Premier eletto dal popolo: l’idea di Renzi raccoglie consensi

L'ex presidente del Consiglio ha lanciato la proposta in occasione della sua partecipazione a Porta a Porta

Renzi:
Matteo Renzi

Matteo Renzi in occasione della sua presenza a “Porta a porta” ha lanciato una proposta di cui si parla periodicamente, ma che finora non è stata ancora tradotta in realtà: l’elezione del Premier attraverso il voto dei cittadini, che diventerebbe così una sorta di “sindaco d’Italia”.

Finora, infatti, questo non è possibile: gli italiani hanno la possibilità di esprimere la loro opinione solo sulla coalizione che vorrebbero al governo, mentre la persona che viene poi eletta presidente del Consiglio viene decisa dal partito.

Come è facile immaginare, non si tratterebbe di un’idea così negativa per gran parte dei nostri connazionali.

Il parere degli italiani

Il 52% degli italiani si dice favorevole alla proposta lanciata dall’ex premier, solo il 26% è contrario. Da non sottolineare il numero di persone che ancora non riesce a esprimere con sicurezza un’opinione: è il 22%.

Come indicato da Quotidiano.net, gli elettori maggiormente attratti dal premier eletto dal popolo sono i seguaci di Renzi (84%) e quelli di Silvio Berlusconi (90%). Maggioranza assoluta anche tra gli elettori del leader della Lega, Matteo Salvini (72%), e della numero uno di Fratelli d’Italia, Giorgia Meloni (71%). Invece i votanti del Movimento 5 Stelle sono, al momento, spaccati tra pro e contro: i favorevoli arrivano al 48%. 

Tutta da chiarire invece la posizione degli elettori del Partito Democratico, attualmente diviso su diversi ambiti. Meno di un terzo quelli che vedono con favore l’ipotesi di un premier eletto direttamente dal popolo; oltre la metà del totale (55%) i contrari.

Numeri di questo tipo però non possono essere sottovalutati perché mettono in evidenza come gran parte dei nostri connazionali ritenga giusto poter essere interpellato anche su un tema importante come quello della scelta del capo del governo.

DATI FORNITI
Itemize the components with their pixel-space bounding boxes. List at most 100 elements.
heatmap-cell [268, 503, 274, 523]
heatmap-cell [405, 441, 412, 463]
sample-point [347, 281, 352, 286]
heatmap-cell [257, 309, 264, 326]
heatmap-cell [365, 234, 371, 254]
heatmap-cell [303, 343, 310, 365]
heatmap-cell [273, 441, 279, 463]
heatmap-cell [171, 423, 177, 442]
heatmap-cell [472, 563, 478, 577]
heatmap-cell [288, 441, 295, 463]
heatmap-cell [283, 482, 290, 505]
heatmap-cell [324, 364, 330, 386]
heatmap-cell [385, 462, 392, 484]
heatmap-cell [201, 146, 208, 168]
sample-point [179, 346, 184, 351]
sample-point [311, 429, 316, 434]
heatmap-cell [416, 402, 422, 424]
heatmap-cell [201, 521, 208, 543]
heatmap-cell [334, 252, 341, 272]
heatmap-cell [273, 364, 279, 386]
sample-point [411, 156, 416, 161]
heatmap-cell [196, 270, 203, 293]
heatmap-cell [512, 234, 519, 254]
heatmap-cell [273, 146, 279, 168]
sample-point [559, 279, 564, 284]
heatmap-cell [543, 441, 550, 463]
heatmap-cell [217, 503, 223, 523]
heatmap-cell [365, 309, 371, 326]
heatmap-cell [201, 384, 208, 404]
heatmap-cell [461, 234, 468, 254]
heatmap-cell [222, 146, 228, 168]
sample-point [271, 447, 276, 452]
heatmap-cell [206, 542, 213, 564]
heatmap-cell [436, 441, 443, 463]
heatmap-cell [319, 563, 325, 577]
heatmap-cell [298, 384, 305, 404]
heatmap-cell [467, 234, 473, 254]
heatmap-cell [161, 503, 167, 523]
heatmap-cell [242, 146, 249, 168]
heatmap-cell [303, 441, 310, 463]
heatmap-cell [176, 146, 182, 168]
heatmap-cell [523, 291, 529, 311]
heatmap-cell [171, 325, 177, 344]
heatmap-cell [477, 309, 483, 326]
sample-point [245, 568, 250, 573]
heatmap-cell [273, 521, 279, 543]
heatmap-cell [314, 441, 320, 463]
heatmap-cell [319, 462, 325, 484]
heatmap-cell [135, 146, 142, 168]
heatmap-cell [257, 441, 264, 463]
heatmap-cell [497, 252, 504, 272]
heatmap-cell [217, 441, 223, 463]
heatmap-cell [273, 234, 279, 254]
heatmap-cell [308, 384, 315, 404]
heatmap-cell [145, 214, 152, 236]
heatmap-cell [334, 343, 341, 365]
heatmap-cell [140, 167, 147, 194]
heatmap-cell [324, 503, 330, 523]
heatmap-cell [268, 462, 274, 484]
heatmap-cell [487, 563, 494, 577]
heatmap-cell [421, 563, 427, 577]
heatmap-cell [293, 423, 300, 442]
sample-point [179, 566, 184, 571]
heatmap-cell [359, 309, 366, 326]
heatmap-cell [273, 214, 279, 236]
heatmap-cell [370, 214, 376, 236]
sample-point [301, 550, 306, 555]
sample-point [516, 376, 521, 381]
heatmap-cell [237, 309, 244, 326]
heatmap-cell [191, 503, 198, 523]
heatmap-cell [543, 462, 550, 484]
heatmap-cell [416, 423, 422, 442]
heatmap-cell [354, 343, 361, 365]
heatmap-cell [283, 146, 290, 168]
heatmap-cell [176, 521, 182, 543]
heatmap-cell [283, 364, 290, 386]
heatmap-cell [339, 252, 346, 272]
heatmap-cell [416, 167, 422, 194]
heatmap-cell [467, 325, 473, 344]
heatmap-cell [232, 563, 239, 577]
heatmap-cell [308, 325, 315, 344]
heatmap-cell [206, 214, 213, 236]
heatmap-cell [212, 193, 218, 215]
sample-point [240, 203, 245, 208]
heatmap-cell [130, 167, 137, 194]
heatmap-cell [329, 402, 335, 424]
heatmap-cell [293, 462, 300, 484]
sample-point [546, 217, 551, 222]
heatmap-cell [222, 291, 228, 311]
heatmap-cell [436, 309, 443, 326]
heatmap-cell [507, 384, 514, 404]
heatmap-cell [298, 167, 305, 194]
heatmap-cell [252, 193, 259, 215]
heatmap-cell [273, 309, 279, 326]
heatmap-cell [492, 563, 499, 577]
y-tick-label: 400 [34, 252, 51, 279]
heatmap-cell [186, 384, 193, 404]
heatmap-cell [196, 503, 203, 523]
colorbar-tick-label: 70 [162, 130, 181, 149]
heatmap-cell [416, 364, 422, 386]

CONSEGNA 1
Stabilisci se le affermazioni (a), (b) e (c) concordano con l'articolo sul premier eletto dal popolo, rispondendo sì o no e citando alla lettera le parole decisive dell'articolo. (a) Il 26% degli italiani è contrario alla proposta. (b) Tra gli elettori di Silvio Berlusconi i favorevoli sono l'84%. (c) Più della metà degli elettori del Partito Democratico è contraria.
CONSEGNA 2
Riscrivi sotto forma di elenco il paragrafo dell'articolo sul premier eletto dal popolo che comincia con «Come indicato da Quotidiano.net», conservandone i dati principali.
Per svolgere questi compiti non occorre consultare i record.

RISPOSTA 1
(a) Sì: «solo il 26% è contrario».
(b) No: «quelli di Silvio Berlusconi (90%)».
(c) Sì: «oltre la metà del totale (55%) i contrari».

RISPOSTA 2
- Fonte: Quotidiano.net.
- Gli elettori più favorevoli al premier eletto dal popolo sono quelli di Renzi (84%) e quelli di Silvio Berlusconi (90%).
- C'è la maggioranza assoluta anche tra gli elettori di Matteo Salvini, leader della Lega (72%).
- C'è la maggioranza assoluta anche tra gli elettori di Giorgia Meloni, numero uno di Fratelli d'Italia (71%).
- I votanti del Movimento 5 Stelle sono spaccati: i favorevoli arrivano al 48%.